** ENTRIES PROVIDED **
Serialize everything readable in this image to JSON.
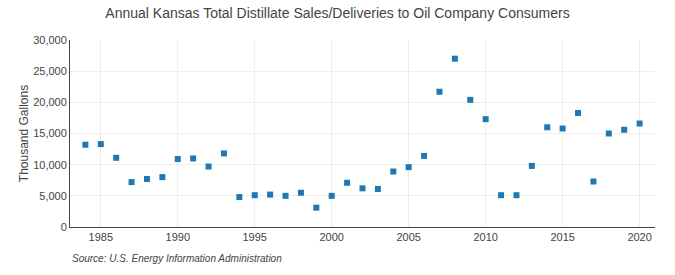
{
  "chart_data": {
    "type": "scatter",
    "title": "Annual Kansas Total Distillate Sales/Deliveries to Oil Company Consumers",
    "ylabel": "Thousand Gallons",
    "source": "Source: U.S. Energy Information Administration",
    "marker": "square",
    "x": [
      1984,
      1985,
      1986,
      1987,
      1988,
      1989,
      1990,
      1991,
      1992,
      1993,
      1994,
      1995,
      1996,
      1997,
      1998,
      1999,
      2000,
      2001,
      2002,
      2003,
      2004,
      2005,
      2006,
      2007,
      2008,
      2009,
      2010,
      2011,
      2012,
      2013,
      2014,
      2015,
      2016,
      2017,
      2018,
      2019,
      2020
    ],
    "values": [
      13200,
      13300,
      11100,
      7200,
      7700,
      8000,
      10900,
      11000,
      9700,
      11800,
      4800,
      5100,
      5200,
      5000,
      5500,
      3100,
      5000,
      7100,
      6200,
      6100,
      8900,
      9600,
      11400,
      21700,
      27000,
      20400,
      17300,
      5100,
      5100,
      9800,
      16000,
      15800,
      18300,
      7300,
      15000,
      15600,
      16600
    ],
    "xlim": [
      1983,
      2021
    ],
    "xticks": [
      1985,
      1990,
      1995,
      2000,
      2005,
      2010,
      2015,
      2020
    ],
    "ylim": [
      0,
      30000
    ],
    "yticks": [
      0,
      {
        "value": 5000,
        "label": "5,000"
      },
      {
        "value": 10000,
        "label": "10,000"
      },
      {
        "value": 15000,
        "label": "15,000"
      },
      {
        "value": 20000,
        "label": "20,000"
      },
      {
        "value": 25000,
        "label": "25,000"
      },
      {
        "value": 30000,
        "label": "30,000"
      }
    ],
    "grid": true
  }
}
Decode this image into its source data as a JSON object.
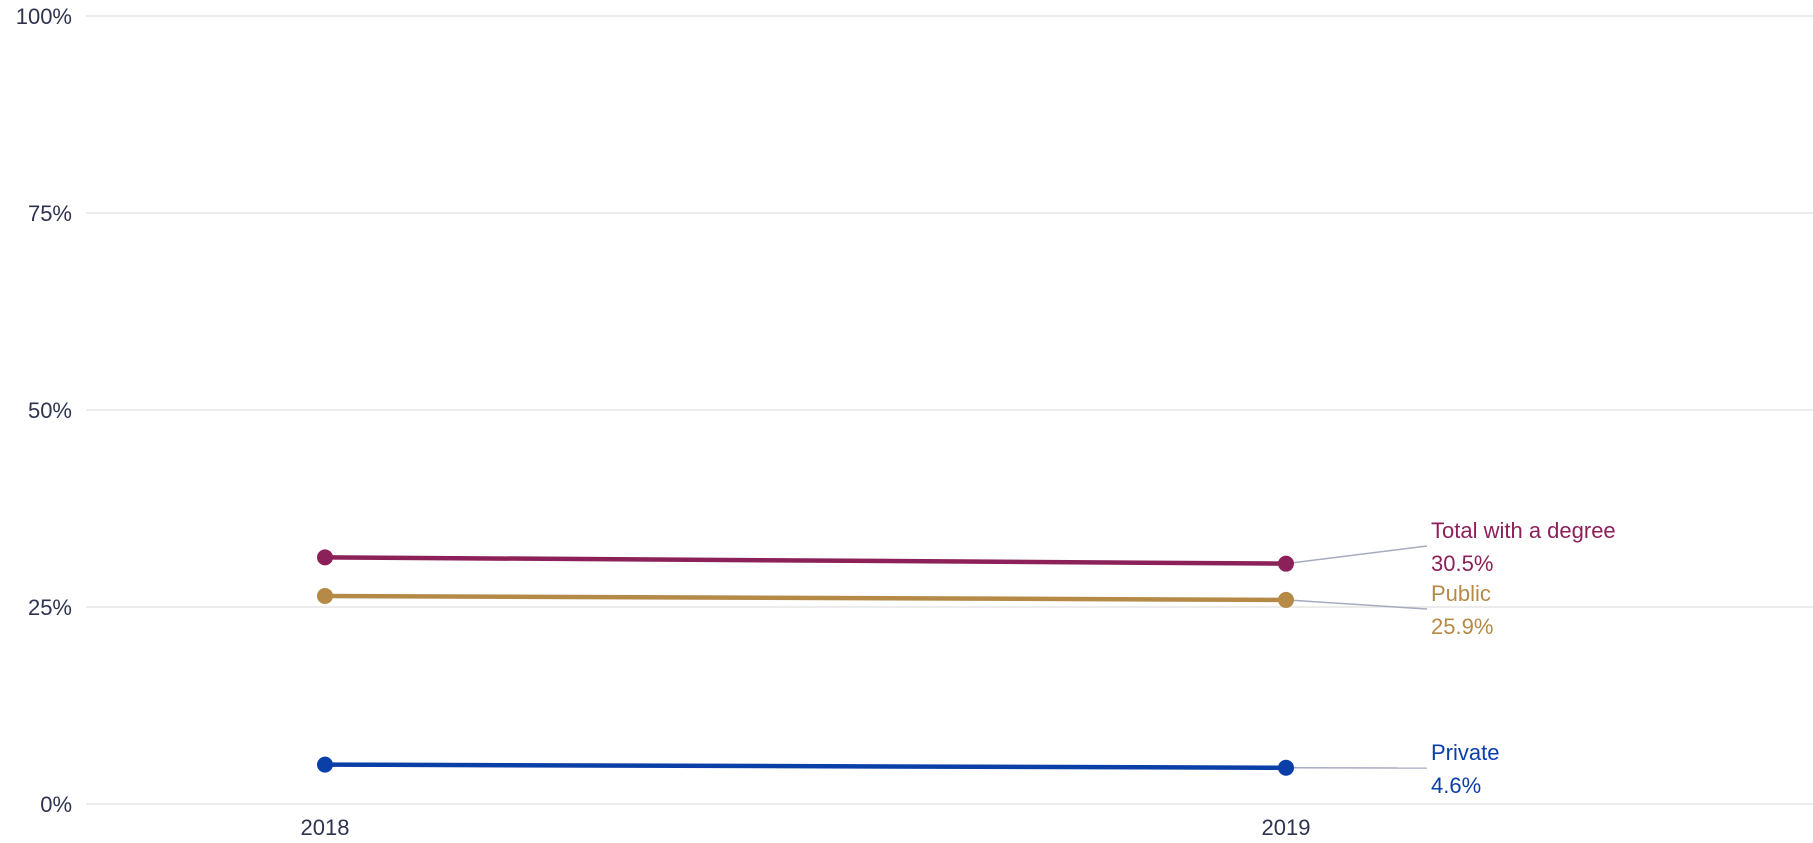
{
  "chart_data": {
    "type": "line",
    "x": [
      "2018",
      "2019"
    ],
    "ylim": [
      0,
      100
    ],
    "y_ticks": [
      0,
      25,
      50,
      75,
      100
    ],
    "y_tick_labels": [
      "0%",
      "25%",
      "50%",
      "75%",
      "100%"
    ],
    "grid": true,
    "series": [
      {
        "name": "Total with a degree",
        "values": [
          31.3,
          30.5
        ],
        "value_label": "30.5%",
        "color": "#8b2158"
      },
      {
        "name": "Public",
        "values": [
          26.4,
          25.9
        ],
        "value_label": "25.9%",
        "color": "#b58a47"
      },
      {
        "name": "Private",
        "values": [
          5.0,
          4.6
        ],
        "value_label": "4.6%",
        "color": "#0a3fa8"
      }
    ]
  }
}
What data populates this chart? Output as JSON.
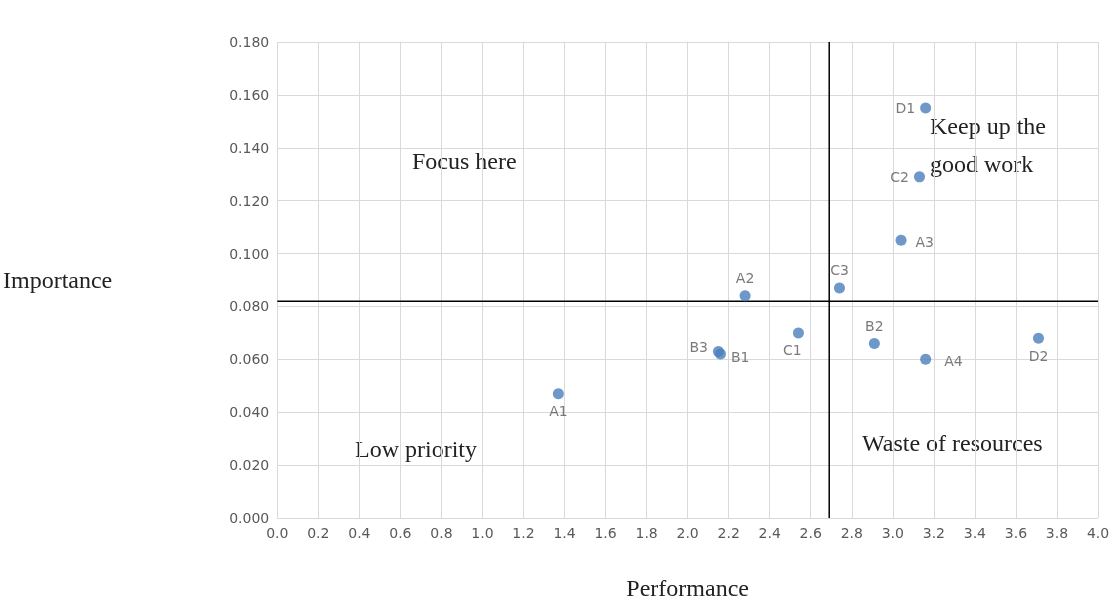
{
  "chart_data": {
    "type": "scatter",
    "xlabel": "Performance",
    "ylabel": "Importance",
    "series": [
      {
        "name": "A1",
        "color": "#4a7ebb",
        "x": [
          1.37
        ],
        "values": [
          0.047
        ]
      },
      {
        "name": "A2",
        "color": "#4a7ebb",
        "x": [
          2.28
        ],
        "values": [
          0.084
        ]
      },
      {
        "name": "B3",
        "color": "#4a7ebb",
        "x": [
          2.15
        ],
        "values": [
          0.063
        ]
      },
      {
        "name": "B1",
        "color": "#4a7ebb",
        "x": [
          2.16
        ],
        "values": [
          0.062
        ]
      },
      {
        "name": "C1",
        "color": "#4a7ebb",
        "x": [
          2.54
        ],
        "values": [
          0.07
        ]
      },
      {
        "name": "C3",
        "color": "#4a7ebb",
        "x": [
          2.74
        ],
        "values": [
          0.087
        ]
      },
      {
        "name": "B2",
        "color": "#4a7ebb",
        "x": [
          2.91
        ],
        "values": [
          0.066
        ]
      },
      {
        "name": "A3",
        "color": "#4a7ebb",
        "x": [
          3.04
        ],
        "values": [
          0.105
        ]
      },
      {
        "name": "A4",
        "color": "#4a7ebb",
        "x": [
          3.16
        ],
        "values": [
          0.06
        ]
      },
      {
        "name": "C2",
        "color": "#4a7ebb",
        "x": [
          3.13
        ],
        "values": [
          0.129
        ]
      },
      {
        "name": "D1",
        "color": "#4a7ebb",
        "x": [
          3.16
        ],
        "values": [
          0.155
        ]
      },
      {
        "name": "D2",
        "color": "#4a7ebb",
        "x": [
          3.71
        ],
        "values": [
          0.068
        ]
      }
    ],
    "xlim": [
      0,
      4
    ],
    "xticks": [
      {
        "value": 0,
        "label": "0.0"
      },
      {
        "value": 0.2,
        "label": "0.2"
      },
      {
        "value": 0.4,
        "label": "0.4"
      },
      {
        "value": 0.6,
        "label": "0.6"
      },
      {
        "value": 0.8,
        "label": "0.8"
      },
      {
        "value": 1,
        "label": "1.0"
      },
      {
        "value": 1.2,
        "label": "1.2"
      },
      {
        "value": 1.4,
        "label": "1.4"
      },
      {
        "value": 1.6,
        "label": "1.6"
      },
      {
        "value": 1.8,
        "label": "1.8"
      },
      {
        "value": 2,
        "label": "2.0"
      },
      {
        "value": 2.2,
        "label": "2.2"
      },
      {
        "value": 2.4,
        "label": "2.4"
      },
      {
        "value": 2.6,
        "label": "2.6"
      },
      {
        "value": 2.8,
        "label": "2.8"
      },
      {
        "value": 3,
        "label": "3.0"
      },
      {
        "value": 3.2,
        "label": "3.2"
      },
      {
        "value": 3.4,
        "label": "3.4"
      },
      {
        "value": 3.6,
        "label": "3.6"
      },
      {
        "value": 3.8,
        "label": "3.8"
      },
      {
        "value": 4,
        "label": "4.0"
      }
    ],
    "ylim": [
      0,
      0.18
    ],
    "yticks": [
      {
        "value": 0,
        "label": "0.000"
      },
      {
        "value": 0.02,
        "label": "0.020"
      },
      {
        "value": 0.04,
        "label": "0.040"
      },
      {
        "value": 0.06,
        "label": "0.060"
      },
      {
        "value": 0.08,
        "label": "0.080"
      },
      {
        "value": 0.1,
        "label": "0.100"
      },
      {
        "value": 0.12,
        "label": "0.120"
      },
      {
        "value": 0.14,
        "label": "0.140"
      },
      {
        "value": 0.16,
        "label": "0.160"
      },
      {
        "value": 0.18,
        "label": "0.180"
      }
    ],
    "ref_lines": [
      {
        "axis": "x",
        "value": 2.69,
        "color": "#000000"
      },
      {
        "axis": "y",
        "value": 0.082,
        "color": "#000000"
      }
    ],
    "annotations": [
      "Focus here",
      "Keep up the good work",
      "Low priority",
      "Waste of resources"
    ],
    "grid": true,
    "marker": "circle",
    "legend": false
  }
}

** SET EXERCISE **
Make a word-for-word copy of the entries, without any pictures.

** TASK RESULT **
Serialize everything readable in this image to JSON.
{
  "chart_data": {
    "type": "scatter",
    "title": "Annual Kansas Total Distillate Sales/Deliveries to Oil Company Consumers",
    "ylabel": "Thousand Gallons",
    "source": "Source: U.S. Energy Information Administration",
    "marker": "square",
    "x": [
      1984,
      1985,
      1986,
      1987,
      1988,
      1989,
      1990,
      1991,
      1992,
      1993,
      1994,
      1995,
      1996,
      1997,
      1998,
      1999,
      2000,
      2001,
      2002,
      2003,
      2004,
      2005,
      2006,
      2007,
      2008,
      2009,
      2010,
      2011,
      2012,
      2013,
      2014,
      2015,
      2016,
      2017,
      2018,
      2019,
      2020
    ],
    "values": [
      13200,
      13300,
      11100,
      7200,
      7700,
      8000,
      10900,
      11000,
      9700,
      11800,
      4800,
      5100,
      5200,
      5000,
      5500,
      3100,
      5000,
      7100,
      6200,
      6100,
      8900,
      9600,
      11400,
      21700,
      27000,
      20400,
      17300,
      5100,
      5100,
      9800,
      16000,
      15800,
      18300,
      7300,
      15000,
      15600,
      16600
    ],
    "xlim": [
      1983,
      2021
    ],
    "xticks": [
      1985,
      1990,
      1995,
      2000,
      2005,
      2010,
      2015,
      2020
    ],
    "ylim": [
      0,
      30000
    ],
    "yticks": [
      0,
      {
        "value": 5000,
        "label": "5,000"
      },
      {
        "value": 10000,
        "label": "10,000"
      },
      {
        "value": 15000,
        "label": "15,000"
      },
      {
        "value": 20000,
        "label": "20,000"
      },
      {
        "value": 25000,
        "label": "25,000"
      },
      {
        "value": 30000,
        "label": "30,000"
      }
    ],
    "grid": true
  }
}
Decode this image into its source data as a JSON object.
{
  "chart_data": {
    "type": "line",
    "x": [
      "2018",
      "2019"
    ],
    "ylim": [
      0,
      100
    ],
    "y_ticks": [
      0,
      25,
      50,
      75,
      100
    ],
    "y_tick_labels": [
      "0%",
      "25%",
      "50%",
      "75%",
      "100%"
    ],
    "grid": true,
    "series": [
      {
        "name": "Total with a degree",
        "values": [
          31.3,
          30.5
        ],
        "value_label": "30.5%",
        "color": "#8b2158"
      },
      {
        "name": "Public",
        "values": [
          26.4,
          25.9
        ],
        "value_label": "25.9%",
        "color": "#b58a47"
      },
      {
        "name": "Private",
        "values": [
          5.0,
          4.6
        ],
        "value_label": "4.6%",
        "color": "#0a3fa8"
      }
    ]
  }
}
What data populates this chart? Output as JSON.
{
  "chart_data": {
    "type": "scatter",
    "xlabel": "Performance",
    "ylabel": "Importance",
    "series": [
      {
        "name": "A1",
        "color": "#4a7ebb",
        "x": [
          1.37
        ],
        "values": [
          0.047
        ]
      },
      {
        "name": "A2",
        "color": "#4a7ebb",
        "x": [
          2.28
        ],
        "values": [
          0.084
        ]
      },
      {
        "name": "B3",
        "color": "#4a7ebb",
        "x": [
          2.15
        ],
        "values": [
          0.063
        ]
      },
      {
        "name": "B1",
        "color": "#4a7ebb",
        "x": [
          2.16
        ],
        "values": [
          0.062
        ]
      },
      {
        "name": "C1",
        "color": "#4a7ebb",
        "x": [
          2.54
        ],
        "values": [
          0.07
        ]
      },
      {
        "name": "C3",
        "color": "#4a7ebb",
        "x": [
          2.74
        ],
        "values": [
          0.087
        ]
      },
      {
        "name": "B2",
        "color": "#4a7ebb",
        "x": [
          2.91
        ],
        "values": [
          0.066
        ]
      },
      {
        "name": "A3",
        "color": "#4a7ebb",
        "x": [
          3.04
        ],
        "values": [
          0.105
        ]
      },
      {
        "name": "A4",
        "color": "#4a7ebb",
        "x": [
          3.16
        ],
        "values": [
          0.06
        ]
      },
      {
        "name": "C2",
        "color": "#4a7ebb",
        "x": [
          3.13
        ],
        "values": [
          0.129
        ]
      },
      {
        "name": "D1",
        "color": "#4a7ebb",
        "x": [
          3.16
        ],
        "values": [
          0.155
        ]
      },
      {
        "name": "D2",
        "color": "#4a7ebb",
        "x": [
          3.71
        ],
        "values": [
          0.068
        ]
      }
    ],
    "xlim": [
      0,
      4
    ],
    "xticks": [
      {
        "value": 0,
        "label": "0.0"
      },
      {
        "value": 0.2,
        "label": "0.2"
      },
      {
        "value": 0.4,
        "label": "0.4"
      },
      {
        "value": 0.6,
        "label": "0.6"
      },
      {
        "value": 0.8,
        "label": "0.8"
      },
      {
        "value": 1,
        "label": "1.0"
      },
      {
        "value": 1.2,
        "label": "1.2"
      },
      {
        "value": 1.4,
        "label": "1.4"
      },
      {
        "value": 1.6,
        "label": "1.6"
      },
      {
        "value": 1.8,
        "label": "1.8"
      },
      {
        "value": 2,
        "label": "2.0"
      },
      {
        "value": 2.2,
        "label": "2.2"
      },
      {
        "value": 2.4,
        "label": "2.4"
      },
      {
        "value": 2.6,
        "label": "2.6"
      },
      {
        "value": 2.8,
        "label": "2.8"
      },
      {
        "value": 3,
        "label": "3.0"
      },
      {
        "value": 3.2,
        "label": "3.2"
      },
      {
        "value": 3.4,
        "label": "3.4"
      },
      {
        "value": 3.6,
        "label": "3.6"
      },
      {
        "value": 3.8,
        "label": "3.8"
      },
      {
        "value": 4,
        "label": "4.0"
      }
    ],
    "ylim": [
      0,
      0.18
    ],
    "yticks": [
      {
        "value": 0,
        "label": "0.000"
      },
      {
        "value": 0.02,
        "label": "0.020"
      },
      {
        "value": 0.04,
        "label": "0.040"
      },
      {
        "value": 0.06,
        "label": "0.060"
      },
      {
        "value": 0.08,
        "label": "0.080"
      },
      {
        "value": 0.1,
        "label": "0.100"
      },
      {
        "value": 0.12,
        "label": "0.120"
      },
      {
        "value": 0.14,
        "label": "0.140"
      },
      {
        "value": 0.16,
        "label": "0.160"
      },
      {
        "value": 0.18,
        "label": "0.180"
      }
    ],
    "ref_lines": [
      {
        "axis": "x",
        "value": 2.69,
        "color": "#000000"
      },
      {
        "axis": "y",
        "value": 0.082,
        "color": "#000000"
      }
    ],
    "annotations": [
      "Focus here",
      "Keep up the good work",
      "Low priority",
      "Waste of resources"
    ],
    "grid": true,
    "marker": "circle",
    "legend": false
  }
}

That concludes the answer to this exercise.